▶ What is asked: Look through the records that follow. Copy every line containing the word "JSON".

(Stored items)
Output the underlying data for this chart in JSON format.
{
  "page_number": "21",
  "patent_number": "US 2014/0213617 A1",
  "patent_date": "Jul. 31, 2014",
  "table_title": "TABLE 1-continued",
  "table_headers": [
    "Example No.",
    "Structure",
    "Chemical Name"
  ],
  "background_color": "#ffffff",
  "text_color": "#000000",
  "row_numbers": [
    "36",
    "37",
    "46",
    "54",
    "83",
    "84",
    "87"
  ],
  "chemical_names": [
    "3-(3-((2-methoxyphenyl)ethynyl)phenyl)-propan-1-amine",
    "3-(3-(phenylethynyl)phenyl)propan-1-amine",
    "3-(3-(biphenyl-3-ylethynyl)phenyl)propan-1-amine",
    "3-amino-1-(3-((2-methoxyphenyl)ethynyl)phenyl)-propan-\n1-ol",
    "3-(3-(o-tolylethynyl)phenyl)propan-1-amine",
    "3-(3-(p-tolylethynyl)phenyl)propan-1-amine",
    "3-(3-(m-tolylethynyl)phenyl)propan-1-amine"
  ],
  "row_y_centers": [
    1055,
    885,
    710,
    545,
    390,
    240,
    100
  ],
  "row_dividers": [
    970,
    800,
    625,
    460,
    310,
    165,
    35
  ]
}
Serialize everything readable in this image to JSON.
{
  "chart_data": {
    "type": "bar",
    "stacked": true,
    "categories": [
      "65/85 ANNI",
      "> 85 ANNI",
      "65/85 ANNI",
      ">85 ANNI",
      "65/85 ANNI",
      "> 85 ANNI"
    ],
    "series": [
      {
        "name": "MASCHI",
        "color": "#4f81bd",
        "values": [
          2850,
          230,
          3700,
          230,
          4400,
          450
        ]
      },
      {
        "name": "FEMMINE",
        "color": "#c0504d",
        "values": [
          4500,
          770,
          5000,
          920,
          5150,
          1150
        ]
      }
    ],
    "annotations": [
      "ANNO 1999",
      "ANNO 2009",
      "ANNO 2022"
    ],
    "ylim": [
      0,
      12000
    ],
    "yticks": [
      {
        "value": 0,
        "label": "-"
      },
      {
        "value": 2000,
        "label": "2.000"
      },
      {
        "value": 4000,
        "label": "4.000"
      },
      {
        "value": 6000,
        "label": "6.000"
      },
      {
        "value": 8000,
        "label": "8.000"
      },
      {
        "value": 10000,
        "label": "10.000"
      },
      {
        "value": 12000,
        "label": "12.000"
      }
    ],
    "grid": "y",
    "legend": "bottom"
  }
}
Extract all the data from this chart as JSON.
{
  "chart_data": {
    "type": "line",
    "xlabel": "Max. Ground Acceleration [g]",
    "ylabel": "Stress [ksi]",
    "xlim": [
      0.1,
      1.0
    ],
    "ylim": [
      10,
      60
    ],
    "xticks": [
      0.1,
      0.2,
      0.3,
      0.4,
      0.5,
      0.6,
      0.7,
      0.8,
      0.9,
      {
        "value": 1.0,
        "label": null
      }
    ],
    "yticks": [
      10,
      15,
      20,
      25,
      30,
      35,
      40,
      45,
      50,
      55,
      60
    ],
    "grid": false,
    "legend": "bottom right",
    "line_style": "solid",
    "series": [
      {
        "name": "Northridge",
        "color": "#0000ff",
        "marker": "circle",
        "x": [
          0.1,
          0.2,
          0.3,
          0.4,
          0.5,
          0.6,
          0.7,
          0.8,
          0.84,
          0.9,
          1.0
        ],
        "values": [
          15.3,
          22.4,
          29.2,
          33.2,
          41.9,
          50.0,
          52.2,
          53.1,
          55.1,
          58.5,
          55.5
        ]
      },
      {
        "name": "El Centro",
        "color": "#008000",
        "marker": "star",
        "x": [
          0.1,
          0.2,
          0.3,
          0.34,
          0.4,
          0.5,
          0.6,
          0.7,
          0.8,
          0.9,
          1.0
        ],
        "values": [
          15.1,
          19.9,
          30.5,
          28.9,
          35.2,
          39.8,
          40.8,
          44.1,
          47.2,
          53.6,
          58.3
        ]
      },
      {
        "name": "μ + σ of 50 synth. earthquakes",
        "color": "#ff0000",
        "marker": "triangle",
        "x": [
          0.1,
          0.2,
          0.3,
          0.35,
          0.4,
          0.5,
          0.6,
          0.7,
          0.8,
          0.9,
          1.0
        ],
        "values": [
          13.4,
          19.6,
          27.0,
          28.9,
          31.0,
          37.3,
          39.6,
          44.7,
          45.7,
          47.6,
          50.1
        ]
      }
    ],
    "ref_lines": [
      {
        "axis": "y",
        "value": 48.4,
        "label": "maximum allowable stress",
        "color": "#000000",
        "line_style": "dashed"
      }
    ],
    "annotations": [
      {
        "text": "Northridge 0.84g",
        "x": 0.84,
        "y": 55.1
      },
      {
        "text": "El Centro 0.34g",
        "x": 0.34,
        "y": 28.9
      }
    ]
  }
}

▶ Task solution:
Output the underlying data for this chart in JSON format.
Serialize everything readable in this image to JSON.
Extract all the data from this chart as JSON.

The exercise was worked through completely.